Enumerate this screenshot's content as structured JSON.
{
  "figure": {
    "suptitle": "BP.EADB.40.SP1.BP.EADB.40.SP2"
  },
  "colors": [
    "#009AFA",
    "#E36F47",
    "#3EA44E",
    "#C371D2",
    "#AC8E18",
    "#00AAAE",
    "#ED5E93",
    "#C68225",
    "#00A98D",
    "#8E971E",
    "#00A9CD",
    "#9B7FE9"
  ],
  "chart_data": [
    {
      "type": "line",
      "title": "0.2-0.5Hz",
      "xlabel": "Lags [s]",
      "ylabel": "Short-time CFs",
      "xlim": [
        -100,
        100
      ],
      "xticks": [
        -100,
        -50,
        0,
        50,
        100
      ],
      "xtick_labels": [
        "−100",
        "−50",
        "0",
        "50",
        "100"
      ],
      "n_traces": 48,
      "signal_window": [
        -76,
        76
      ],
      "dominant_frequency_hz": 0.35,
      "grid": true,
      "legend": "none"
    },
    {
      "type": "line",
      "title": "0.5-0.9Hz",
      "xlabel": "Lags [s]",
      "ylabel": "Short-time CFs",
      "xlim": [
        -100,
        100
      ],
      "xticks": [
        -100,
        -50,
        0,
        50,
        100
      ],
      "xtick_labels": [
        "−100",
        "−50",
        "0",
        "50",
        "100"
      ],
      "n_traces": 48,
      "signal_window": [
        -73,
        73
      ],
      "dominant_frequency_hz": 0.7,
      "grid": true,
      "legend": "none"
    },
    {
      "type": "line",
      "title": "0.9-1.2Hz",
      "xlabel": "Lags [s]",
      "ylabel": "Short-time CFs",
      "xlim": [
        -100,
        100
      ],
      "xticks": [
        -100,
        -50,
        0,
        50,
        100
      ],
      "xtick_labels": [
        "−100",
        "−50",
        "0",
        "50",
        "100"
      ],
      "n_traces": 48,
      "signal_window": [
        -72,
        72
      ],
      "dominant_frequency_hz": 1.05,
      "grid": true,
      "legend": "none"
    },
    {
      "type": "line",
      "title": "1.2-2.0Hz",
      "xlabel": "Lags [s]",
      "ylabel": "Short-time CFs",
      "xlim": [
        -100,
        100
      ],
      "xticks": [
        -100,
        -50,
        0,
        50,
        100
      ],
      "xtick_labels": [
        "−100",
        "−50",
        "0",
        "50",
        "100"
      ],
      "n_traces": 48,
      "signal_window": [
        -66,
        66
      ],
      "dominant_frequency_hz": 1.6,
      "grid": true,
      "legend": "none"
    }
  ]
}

****************

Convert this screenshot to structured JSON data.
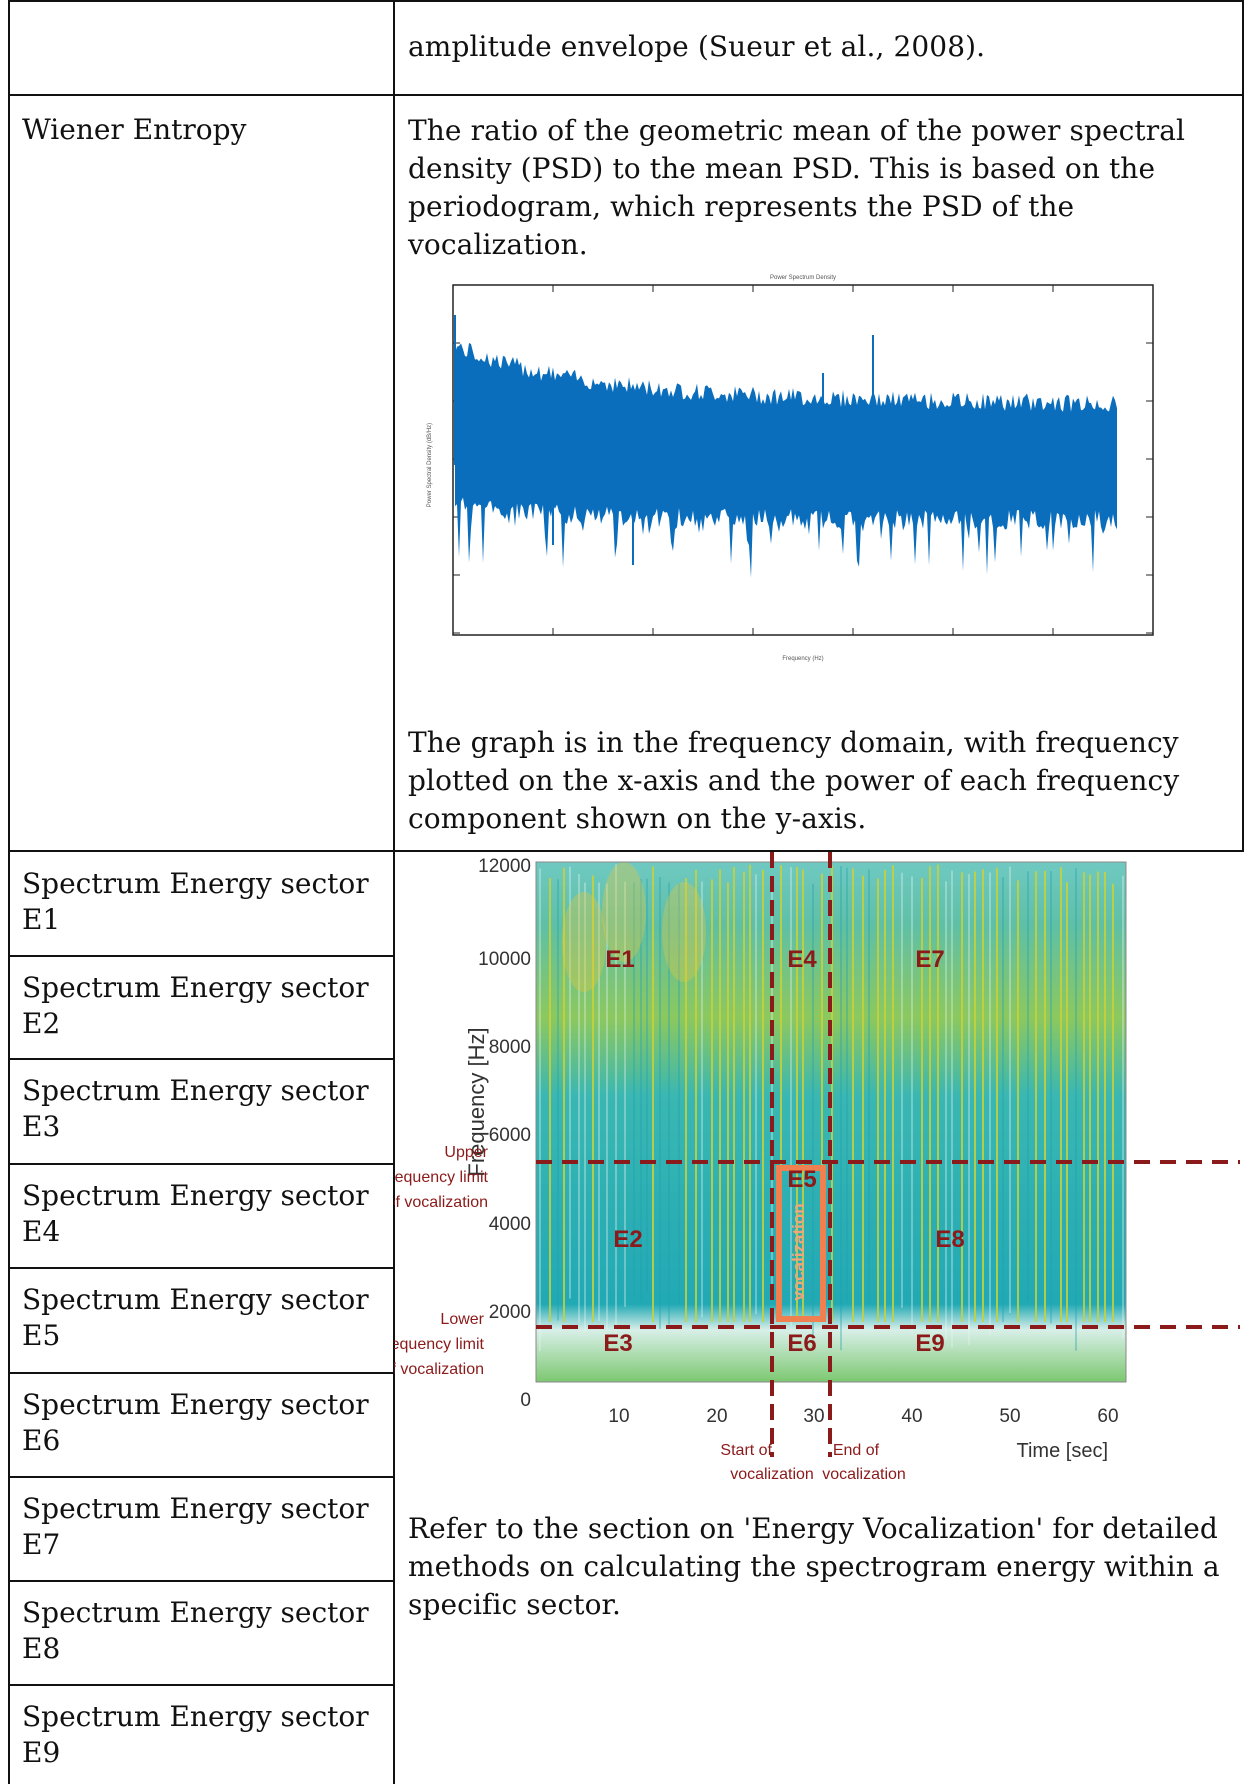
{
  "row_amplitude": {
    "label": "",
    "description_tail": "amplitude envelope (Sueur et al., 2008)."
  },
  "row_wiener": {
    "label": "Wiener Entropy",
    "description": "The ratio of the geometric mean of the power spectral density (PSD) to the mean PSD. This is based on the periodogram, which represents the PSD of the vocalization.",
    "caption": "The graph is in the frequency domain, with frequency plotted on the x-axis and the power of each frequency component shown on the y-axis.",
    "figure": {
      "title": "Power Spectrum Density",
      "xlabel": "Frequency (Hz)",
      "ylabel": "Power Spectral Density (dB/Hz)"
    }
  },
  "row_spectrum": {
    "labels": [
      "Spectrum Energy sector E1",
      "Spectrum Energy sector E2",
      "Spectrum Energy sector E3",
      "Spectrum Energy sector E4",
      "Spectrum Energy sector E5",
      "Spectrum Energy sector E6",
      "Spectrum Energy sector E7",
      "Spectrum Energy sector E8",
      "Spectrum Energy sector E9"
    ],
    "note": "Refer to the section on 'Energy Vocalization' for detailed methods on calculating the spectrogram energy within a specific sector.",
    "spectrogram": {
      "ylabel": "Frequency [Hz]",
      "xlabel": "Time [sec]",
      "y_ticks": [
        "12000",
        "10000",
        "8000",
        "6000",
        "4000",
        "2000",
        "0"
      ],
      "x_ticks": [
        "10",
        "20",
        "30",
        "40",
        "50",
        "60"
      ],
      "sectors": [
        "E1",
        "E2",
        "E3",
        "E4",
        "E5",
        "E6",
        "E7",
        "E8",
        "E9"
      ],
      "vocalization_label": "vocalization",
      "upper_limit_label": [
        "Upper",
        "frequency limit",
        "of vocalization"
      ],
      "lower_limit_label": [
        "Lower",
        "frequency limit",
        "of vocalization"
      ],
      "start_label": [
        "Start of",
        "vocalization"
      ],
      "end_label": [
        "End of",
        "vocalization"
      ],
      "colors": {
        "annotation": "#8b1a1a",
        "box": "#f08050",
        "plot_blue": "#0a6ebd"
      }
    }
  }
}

****************

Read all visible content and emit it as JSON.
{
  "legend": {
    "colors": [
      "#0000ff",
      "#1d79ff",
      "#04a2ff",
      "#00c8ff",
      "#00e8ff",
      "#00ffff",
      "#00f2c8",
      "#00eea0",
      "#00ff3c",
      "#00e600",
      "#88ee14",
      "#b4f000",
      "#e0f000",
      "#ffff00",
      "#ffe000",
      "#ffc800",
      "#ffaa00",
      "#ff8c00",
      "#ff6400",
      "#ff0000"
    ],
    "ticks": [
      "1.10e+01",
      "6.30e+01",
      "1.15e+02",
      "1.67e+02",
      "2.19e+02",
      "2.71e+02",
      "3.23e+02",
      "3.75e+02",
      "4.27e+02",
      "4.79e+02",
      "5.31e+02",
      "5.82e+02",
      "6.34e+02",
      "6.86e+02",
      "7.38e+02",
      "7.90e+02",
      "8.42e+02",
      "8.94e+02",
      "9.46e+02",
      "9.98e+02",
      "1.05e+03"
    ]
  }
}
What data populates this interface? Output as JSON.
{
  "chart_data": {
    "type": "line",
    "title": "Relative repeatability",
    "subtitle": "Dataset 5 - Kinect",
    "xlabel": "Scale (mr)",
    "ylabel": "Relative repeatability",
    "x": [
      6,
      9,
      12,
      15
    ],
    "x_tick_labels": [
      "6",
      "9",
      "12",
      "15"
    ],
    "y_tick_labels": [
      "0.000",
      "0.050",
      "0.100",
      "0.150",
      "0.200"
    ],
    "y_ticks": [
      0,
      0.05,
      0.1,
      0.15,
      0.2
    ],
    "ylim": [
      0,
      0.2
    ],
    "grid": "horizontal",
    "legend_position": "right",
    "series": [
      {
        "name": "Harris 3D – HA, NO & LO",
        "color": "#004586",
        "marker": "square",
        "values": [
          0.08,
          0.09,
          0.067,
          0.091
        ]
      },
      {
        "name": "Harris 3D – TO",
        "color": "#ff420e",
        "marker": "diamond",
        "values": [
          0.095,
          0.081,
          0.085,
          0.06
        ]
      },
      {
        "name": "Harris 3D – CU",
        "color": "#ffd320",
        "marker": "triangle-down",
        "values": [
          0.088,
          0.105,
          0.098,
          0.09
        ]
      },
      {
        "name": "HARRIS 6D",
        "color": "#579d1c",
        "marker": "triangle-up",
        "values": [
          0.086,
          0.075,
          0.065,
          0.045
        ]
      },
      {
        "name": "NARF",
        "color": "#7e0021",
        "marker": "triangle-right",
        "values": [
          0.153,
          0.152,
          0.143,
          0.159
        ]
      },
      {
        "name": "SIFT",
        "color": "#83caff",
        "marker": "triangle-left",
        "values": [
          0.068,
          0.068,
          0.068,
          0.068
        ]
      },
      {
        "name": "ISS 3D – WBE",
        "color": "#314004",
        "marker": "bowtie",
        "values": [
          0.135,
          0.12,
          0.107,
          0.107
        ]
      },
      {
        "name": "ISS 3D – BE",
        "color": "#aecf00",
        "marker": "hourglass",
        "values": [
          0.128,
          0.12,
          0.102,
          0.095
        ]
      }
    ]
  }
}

****************

= Instructions to follow =
Check each line of the records above for the string "name", and report every line that has it.

= Answer to the task =
        "name": "Harris 3D – HA, NO & LO",
        "name": "Harris 3D – TO",
        "name": "Harris 3D – CU",
        "name": "HARRIS 6D",
        "name": "NARF",
        "name": "SIFT",
        "name": "ISS 3D – WBE",
        "name": "ISS 3D – BE",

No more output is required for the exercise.